EXERCISE INSTRUCTIONS:
Say only the number of lines in the entries below that contain "Program".

___ DATASET CONTENT

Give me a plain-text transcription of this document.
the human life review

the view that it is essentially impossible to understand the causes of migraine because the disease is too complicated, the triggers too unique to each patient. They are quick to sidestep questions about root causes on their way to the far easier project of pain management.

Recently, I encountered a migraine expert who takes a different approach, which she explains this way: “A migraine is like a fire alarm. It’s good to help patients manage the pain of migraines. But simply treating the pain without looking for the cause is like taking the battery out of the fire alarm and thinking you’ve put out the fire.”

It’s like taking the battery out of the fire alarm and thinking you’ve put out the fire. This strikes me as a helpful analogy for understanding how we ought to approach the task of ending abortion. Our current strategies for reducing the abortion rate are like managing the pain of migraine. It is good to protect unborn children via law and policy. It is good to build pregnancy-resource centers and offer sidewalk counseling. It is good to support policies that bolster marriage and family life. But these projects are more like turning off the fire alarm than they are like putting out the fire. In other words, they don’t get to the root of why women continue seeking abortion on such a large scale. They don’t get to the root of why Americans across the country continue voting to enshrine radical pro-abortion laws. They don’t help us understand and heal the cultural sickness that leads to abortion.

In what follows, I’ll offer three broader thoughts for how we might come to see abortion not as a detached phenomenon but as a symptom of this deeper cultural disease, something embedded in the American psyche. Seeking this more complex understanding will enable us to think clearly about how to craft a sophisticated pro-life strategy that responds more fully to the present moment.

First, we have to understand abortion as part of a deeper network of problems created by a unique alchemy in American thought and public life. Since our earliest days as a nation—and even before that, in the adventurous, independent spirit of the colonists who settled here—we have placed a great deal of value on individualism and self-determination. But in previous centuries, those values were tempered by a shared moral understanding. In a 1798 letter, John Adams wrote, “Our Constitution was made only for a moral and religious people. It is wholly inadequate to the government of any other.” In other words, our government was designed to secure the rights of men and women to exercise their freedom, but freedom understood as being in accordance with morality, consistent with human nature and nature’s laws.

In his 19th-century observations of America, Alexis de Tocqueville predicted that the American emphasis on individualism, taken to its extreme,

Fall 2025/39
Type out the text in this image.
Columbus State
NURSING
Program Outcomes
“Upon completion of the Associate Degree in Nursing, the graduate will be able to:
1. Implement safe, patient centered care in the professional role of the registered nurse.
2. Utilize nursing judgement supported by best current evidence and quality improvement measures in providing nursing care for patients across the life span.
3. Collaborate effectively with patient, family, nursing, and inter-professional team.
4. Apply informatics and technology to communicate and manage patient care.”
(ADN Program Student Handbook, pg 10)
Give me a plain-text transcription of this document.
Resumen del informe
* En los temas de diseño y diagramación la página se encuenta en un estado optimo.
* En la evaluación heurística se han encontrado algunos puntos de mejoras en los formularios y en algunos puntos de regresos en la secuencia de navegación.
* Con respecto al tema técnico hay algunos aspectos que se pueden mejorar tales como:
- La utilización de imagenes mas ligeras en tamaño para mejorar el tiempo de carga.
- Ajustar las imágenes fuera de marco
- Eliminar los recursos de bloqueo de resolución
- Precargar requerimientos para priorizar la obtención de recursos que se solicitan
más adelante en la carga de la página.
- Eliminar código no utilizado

______

EXERCISE RESULT:
2